------ GIVEN DATA
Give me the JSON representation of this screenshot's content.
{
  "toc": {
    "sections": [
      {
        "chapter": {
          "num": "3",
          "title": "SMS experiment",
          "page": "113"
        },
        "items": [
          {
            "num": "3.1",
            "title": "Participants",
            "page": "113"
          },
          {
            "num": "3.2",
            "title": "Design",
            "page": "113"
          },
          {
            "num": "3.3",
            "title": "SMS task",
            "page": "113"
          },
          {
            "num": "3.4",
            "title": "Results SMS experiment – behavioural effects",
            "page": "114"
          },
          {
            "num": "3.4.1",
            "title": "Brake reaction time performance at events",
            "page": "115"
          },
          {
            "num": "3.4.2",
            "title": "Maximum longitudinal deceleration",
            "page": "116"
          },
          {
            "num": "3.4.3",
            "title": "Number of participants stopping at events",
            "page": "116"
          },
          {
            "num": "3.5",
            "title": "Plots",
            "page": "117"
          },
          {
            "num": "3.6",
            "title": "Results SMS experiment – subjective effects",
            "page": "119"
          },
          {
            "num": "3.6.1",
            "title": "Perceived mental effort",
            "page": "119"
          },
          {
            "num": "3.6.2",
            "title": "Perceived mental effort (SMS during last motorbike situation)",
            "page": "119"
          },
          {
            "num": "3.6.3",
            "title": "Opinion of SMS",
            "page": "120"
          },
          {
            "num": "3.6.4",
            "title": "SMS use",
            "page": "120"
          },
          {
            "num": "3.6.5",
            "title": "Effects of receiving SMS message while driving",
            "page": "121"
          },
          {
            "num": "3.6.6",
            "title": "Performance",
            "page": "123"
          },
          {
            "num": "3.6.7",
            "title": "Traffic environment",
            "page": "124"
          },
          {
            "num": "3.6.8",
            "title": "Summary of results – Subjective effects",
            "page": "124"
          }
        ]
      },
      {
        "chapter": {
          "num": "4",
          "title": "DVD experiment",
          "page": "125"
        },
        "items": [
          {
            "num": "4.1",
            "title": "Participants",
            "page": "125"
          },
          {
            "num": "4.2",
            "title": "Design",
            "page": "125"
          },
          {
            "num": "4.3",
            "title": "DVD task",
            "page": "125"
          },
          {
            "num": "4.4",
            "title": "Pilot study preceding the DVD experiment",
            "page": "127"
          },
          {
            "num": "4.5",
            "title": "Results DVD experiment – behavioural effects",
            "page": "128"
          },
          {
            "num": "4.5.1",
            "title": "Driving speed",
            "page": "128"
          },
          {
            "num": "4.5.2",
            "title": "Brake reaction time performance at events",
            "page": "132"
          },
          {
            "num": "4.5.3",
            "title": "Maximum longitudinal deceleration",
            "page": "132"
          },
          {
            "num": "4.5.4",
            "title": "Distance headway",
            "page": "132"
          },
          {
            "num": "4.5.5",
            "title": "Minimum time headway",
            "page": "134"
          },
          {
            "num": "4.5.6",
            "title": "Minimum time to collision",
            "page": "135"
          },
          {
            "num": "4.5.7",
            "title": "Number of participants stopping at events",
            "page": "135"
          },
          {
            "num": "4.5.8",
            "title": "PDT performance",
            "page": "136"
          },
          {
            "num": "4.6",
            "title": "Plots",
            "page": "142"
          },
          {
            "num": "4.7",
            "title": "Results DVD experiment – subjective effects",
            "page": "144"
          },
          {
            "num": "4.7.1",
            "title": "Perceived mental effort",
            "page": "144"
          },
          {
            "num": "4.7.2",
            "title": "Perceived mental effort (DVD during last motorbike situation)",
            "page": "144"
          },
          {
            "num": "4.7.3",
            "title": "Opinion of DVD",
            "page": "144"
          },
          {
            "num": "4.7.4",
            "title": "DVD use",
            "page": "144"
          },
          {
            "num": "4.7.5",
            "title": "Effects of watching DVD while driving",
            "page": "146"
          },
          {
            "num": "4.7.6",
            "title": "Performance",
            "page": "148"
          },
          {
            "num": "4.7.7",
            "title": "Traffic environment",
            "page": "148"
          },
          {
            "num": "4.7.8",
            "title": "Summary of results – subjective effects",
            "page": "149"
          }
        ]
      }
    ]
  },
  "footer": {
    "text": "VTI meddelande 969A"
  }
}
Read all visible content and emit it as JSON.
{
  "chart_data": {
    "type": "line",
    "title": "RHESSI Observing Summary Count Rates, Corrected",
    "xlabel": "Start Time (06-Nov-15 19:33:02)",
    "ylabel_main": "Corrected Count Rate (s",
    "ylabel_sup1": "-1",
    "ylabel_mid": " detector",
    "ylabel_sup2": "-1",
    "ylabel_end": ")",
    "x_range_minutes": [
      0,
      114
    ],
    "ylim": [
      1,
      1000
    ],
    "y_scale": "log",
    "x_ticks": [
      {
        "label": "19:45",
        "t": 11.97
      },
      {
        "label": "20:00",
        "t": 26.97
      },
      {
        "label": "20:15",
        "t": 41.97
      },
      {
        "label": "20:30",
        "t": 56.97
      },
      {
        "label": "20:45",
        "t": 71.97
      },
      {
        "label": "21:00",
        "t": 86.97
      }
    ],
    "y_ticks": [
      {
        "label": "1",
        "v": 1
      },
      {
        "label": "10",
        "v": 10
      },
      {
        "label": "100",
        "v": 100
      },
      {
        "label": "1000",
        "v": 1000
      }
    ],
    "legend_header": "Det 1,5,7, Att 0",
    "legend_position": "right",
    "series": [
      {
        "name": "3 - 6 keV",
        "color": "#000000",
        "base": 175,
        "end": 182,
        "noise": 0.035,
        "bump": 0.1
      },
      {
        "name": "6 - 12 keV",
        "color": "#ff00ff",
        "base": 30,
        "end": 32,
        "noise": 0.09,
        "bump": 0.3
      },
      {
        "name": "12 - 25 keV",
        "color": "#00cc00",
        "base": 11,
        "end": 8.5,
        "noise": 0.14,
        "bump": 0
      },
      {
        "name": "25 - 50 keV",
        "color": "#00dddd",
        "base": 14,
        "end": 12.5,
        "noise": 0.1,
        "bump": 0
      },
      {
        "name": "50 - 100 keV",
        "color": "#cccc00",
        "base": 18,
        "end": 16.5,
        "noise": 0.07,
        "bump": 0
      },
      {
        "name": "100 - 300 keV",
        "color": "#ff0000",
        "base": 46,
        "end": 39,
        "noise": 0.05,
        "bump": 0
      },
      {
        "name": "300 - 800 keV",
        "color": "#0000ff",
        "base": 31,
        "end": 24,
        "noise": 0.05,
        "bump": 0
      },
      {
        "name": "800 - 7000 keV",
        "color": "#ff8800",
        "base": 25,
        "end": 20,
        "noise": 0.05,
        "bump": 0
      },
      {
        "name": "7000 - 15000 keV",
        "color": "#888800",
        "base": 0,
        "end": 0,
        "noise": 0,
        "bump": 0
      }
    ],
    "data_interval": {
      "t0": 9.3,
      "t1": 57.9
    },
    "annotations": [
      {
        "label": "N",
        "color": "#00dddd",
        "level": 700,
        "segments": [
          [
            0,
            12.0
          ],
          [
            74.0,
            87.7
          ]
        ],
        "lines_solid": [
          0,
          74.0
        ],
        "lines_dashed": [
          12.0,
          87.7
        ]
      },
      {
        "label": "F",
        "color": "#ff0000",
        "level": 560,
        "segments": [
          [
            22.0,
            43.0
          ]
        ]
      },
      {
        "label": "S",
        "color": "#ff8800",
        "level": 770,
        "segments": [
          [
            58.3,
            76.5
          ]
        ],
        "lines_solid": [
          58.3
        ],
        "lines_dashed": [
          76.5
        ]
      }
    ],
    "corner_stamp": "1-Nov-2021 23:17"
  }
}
------------
**WRITTEN EXERCISE**
Identify each line in the records above containing the word "color"; copy those lines.

**OUTPUT**
        "color": "#000000",
        "color": "#ff00ff",
        "color": "#00cc00",
        "color": "#00dddd",
        "color": "#cccc00",
        "color": "#ff0000",
        "color": "#0000ff",
        "color": "#ff8800",
        "color": "#888800",
        "color": "#00dddd",
        "color": "#ff0000",
        "color": "#ff8800",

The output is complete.